BEGIN Information given

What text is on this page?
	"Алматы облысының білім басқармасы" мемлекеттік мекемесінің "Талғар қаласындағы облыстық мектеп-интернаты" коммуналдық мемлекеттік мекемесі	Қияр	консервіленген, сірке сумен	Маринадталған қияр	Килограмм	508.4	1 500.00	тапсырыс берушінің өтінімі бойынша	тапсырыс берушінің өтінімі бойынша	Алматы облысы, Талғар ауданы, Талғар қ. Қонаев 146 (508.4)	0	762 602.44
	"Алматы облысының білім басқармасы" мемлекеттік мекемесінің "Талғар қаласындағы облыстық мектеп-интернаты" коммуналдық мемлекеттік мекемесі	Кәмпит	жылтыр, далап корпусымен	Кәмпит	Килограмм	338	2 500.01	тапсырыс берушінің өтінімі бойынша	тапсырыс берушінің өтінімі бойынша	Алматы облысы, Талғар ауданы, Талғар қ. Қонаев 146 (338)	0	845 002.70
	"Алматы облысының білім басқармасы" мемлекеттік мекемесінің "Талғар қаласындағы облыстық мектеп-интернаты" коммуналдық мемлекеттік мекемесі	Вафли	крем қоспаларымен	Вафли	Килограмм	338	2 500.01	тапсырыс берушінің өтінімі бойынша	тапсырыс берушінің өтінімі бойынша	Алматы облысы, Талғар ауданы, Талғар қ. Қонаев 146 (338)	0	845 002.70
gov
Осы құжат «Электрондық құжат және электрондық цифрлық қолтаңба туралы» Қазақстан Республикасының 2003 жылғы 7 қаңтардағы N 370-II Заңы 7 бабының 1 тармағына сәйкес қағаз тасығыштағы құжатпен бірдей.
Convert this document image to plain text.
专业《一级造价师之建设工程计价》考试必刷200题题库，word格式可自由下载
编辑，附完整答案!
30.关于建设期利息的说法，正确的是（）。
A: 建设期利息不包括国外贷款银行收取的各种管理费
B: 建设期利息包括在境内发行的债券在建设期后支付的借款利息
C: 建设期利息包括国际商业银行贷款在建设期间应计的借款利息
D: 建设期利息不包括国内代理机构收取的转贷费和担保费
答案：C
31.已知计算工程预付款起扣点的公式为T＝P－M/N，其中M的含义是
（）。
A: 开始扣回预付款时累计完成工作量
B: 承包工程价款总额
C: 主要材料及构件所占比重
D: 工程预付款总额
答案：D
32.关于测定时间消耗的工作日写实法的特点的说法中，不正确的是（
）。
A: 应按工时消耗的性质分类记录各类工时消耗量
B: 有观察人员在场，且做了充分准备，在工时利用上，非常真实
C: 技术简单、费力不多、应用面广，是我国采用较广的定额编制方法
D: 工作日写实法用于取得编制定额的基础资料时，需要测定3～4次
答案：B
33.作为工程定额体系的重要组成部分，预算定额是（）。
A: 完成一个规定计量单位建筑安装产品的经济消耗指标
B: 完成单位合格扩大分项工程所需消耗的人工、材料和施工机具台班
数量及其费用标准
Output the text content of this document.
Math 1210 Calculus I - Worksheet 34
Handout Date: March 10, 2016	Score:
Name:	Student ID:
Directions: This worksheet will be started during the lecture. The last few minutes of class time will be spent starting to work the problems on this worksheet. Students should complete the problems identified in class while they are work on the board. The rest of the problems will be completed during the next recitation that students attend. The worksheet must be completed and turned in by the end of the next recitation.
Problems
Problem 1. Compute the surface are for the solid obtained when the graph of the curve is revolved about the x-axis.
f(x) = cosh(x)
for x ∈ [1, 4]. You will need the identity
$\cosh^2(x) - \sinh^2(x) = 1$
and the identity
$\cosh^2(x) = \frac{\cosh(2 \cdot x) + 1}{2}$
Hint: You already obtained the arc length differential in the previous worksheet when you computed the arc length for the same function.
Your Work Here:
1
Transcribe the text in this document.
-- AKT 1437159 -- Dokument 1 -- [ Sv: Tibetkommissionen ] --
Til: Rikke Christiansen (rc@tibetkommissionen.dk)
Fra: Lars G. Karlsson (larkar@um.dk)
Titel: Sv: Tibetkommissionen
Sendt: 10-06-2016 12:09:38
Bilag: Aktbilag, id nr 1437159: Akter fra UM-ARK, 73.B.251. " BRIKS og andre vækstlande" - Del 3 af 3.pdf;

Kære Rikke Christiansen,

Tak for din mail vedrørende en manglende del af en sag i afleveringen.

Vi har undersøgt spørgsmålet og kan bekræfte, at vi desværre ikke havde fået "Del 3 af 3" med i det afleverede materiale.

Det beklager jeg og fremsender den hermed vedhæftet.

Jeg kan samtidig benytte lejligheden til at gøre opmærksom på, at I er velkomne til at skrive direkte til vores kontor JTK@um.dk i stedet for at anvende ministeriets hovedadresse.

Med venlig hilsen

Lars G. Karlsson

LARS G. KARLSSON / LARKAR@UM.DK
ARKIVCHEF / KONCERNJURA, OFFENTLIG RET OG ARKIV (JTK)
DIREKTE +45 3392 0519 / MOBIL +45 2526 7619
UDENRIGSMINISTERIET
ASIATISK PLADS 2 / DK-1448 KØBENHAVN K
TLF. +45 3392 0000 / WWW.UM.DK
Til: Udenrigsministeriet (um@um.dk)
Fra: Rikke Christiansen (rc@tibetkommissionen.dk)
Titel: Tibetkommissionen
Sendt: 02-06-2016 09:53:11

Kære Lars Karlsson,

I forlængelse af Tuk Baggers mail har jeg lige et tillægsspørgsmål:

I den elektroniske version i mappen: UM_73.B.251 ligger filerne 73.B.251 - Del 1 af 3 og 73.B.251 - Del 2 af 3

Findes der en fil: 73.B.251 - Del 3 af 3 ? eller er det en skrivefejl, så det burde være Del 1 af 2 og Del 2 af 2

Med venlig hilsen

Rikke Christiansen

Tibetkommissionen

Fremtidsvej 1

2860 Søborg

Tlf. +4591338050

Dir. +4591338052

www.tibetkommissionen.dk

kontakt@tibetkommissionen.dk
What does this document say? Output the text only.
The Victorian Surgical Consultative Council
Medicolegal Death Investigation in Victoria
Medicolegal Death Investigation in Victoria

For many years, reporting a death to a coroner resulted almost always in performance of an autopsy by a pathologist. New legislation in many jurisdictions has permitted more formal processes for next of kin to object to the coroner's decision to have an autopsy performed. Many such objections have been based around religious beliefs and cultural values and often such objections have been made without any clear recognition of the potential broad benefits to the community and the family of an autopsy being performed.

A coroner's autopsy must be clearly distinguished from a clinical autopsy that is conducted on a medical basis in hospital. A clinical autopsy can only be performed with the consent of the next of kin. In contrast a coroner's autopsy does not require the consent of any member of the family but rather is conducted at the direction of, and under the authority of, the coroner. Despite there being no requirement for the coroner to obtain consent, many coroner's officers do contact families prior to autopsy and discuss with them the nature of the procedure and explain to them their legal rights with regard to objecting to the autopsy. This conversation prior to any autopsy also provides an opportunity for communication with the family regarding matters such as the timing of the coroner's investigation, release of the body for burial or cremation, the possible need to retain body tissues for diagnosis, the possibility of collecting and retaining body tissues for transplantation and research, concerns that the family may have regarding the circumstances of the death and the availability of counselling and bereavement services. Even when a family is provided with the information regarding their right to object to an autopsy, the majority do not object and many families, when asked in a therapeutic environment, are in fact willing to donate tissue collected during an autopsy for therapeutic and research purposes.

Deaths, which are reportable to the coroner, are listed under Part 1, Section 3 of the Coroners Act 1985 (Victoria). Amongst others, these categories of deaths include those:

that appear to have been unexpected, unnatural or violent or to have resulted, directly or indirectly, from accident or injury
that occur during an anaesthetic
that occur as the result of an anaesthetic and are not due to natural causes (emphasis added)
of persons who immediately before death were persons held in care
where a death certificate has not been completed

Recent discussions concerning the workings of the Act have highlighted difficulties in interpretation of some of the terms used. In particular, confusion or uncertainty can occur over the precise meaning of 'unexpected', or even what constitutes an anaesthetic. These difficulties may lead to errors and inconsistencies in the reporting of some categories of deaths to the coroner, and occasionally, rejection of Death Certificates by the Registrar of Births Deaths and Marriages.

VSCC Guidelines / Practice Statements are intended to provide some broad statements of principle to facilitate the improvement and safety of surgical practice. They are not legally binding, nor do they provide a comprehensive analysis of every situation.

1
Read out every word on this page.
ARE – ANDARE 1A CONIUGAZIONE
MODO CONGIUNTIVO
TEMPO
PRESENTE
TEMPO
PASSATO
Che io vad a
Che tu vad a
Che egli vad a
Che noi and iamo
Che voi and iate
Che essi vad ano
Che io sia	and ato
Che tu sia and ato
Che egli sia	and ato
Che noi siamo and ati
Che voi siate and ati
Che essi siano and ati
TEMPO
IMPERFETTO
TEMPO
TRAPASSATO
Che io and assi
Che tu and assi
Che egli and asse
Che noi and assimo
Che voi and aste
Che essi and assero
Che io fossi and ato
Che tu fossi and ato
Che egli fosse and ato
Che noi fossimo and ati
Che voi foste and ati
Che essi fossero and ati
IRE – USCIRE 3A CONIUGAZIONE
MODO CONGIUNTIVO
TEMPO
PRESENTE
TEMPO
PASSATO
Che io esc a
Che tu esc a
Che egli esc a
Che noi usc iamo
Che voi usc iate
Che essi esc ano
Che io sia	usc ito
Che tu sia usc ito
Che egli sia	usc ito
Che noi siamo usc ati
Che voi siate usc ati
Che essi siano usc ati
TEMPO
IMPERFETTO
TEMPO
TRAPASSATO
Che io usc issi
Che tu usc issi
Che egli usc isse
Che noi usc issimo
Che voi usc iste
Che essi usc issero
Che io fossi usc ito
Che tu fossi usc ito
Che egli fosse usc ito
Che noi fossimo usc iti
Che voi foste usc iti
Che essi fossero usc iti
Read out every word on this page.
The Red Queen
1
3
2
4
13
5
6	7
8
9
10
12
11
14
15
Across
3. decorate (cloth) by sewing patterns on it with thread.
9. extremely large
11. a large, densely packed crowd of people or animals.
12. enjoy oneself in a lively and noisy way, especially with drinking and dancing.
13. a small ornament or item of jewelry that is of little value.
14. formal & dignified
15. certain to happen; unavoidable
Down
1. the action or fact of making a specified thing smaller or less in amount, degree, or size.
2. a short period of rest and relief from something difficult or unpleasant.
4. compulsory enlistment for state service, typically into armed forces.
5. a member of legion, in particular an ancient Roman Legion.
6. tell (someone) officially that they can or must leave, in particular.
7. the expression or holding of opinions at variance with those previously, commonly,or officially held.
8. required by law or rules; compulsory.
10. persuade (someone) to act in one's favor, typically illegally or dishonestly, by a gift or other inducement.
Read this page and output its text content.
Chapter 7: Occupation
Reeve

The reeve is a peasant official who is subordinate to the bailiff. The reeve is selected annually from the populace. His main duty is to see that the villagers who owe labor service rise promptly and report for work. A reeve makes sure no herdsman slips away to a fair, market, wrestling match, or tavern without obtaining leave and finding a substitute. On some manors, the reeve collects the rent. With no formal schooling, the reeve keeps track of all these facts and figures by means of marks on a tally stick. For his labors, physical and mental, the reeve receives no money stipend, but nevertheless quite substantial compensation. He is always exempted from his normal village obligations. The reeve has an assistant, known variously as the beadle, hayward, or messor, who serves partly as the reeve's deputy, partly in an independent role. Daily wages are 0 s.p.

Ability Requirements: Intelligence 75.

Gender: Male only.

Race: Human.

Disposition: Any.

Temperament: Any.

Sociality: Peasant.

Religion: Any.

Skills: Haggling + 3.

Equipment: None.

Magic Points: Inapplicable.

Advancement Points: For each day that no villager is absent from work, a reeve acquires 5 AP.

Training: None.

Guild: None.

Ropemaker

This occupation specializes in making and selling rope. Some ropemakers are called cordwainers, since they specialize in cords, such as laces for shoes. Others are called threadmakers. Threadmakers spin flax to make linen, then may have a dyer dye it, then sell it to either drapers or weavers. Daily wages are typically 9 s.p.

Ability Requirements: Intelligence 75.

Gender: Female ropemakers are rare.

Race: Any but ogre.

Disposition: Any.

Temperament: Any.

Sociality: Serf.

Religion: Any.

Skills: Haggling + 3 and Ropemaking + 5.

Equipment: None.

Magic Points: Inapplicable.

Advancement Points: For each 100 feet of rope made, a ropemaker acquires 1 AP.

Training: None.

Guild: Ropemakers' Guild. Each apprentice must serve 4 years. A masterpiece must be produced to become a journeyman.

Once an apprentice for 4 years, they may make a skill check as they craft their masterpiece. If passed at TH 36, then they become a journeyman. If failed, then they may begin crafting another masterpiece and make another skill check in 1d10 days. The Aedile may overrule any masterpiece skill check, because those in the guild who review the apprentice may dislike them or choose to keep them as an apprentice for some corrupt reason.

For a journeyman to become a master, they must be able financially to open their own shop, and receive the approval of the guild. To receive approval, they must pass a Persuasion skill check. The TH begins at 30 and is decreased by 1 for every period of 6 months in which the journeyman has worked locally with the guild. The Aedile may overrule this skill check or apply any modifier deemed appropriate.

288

END Information given

Directions → Reproduce every line of the listing above in which the string "Titel" appears.

Problem solution →
Titel: Sv: Tibetkommissionen
Titel: Tibetkommissionen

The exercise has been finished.